Keep only those lines of the records that include the string "عباس".

[Items from a dataset]

○ ○ ○ ○ ○

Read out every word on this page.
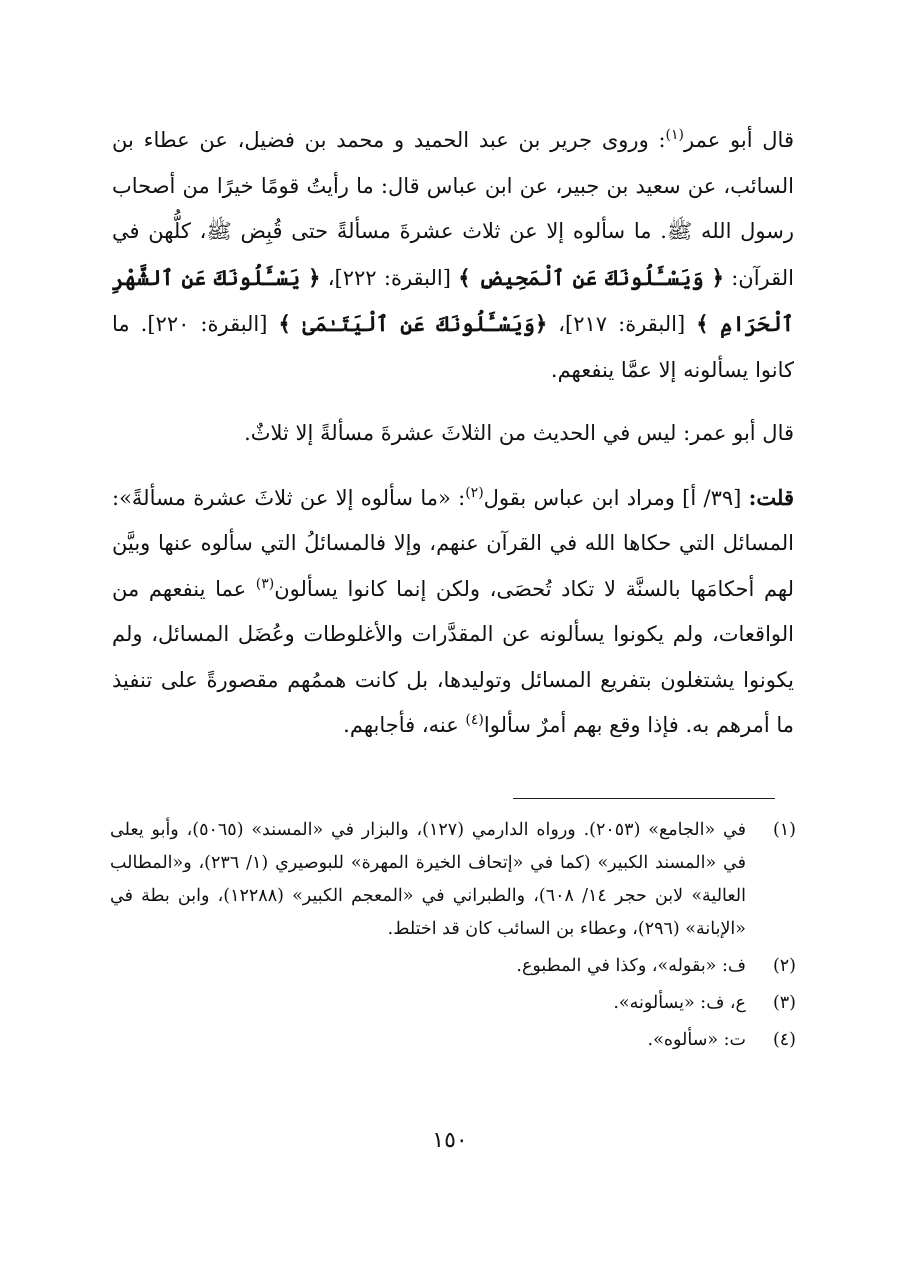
قال أبو عمر$^{(١)}$: وروى جرير بن عبد الحميد و محمد بن فضيل، عن عطاء بن السائب، عن سعيد بن جبير، عن ابن عباس قال: ما رأيتُ قومًا خيرًا من أصحاب رسول الله ﷺ. ما سألوه إلا عن ثلاث عشرةَ مسألةً حتى قُبِض ﷺ، كلُّهن في القرآن: ﴿ وَيَسْـَٔلُونَكَ عَنِ ٱلْمَحِيضِ ﴾ [البقرة: ٢٢٢]، ﴿ يَسْـَٔلُونَكَ عَنِ ٱلشَّهْرِ ٱلْحَرَامِ ﴾ [البقرة: ٢١٧]، ﴿وَيَسْـَٔلُونَكَ عَنِ ٱلْيَتَـٰمَىٰ ﴾ [البقرة: ٢٢٠]. ما كانوا يسألونه إلا عمَّا ينفعهم.

قال أبو عمر: ليس في الحديث من الثلاثَ عشرةَ مسألةً إلا ثلاثٌ.

قلت: [٣٩/ أ] ومراد ابن عباس بقول$^{(٢)}$: «ما سألوه إلا عن ثلاثَ عشرة مسألةً»: المسائل التي حكاها الله في القرآن عنهم، وإلا فالمسائلُ التي سألوه عنها وبيَّن لهم أحكامَها بالسنَّة لا تكاد تُحصَى، ولكن إنما كانوا يسألون$^{(٣)}$ عما ينفعهم من الواقعات، ولم يكونوا يسألونه عن المقدَّرات والأغلوطات وعُضَل المسائل، ولم يكونوا يشتغلون بتفريع المسائل وتوليدها، بل كانت هممُهم مقصورةً على تنفيذ ما أمرهم به. فإذا وقع بهم أمرٌ سألوا$^{(٤)}$ عنه، فأجابهم.

(١)
في «الجامع» (٢٠٥٣). ورواه الدارمي (١٢٧)، والبزار في «المسند» (٥٠٦٥)، وأبو يعلى في «المسند الكبير» (كما في «إتحاف الخيرة المهرة» للبوصيري (١/ ٢٣٦)، و«المطالب العالية» لابن حجر ١٤/ ٦٠٨)، والطبراني في «المعجم الكبير» (١٢٢٨٨)، وابن بطة في «الإبانة» (٢٩٦)، وعطاء بن السائب كان قد اختلط.
(٢)
ف: «بقوله»، وكذا في المطبوع.
(٣)
ع، ف: «يسألونه».
(٤)
ت: «سألوه».
١٥٠
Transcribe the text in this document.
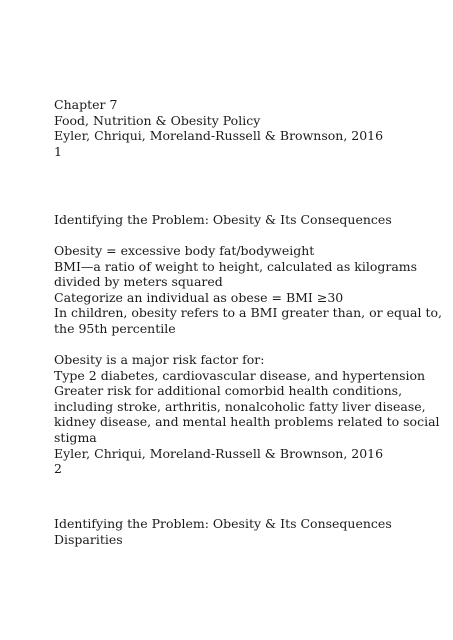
Chapter 7
Food, Nutrition & Obesity Policy
Eyler, Chriqui, Moreland-Russell & Brownson, 2016
1
Identifying the Problem: Obesity & Its Consequences
Obesity = excessive body fat/bodyweight
BMI—a ratio of weight to height, calculated as kilograms
divided by meters squared
Categorize an individual as obese = BMI ≥30
In children, obesity refers to a BMI greater than, or equal to,
the 95th percentile
Obesity is a major risk factor for:
Type 2 diabetes, cardiovascular disease, and hypertension
Greater risk for additional comorbid health conditions,
including stroke, arthritis, nonalcoholic fatty liver disease,
kidney disease, and mental health problems related to social
stigma
Eyler, Chriqui, Moreland-Russell & Brownson, 2016
2
Identifying the Problem: Obesity & Its Consequences
Disparities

○ ○ ○ ○ ○

__Task result__:
قال أبو عمر$^{(١)}$: وروى جرير بن عبد الحميد و محمد بن فضيل، عن عطاء بن السائب، عن سعيد بن جبير، عن ابن عباس قال: ما رأيتُ قومًا خيرًا من أصحاب رسول الله ﷺ. ما سألوه إلا عن ثلاث عشرةَ مسألةً حتى قُبِض ﷺ، كلُّهن في القرآن: ﴿ وَيَسْـَٔلُونَكَ عَنِ ٱلْمَحِيضِ ﴾ [البقرة: ٢٢٢]، ﴿ يَسْـَٔلُونَكَ عَنِ ٱلشَّهْرِ ٱلْحَرَامِ ﴾ [البقرة: ٢١٧]، ﴿وَيَسْـَٔلُونَكَ عَنِ ٱلْيَتَـٰمَىٰ ﴾ [البقرة: ٢٢٠]. ما كانوا يسألونه إلا عمَّا ينفعهم.
قلت: [٣٩/ أ] ومراد ابن عباس بقول$^{(٢)}$: «ما سألوه إلا عن ثلاثَ عشرة مسألةً»: المسائل التي حكاها الله في القرآن عنهم، وإلا فالمسائلُ التي سألوه عنها وبيَّن لهم أحكامَها بالسنَّة لا تكاد تُحصَى، ولكن إنما كانوا يسألون$^{(٣)}$ عما ينفعهم من الواقعات، ولم يكونوا يسألونه عن المقدَّرات والأغلوطات وعُضَل المسائل، ولم يكونوا يشتغلون بتفريع المسائل وتوليدها، بل كانت هممُهم مقصورةً على تنفيذ ما أمرهم به. فإذا وقع بهم أمرٌ سألوا$^{(٤)}$ عنه، فأجابهم.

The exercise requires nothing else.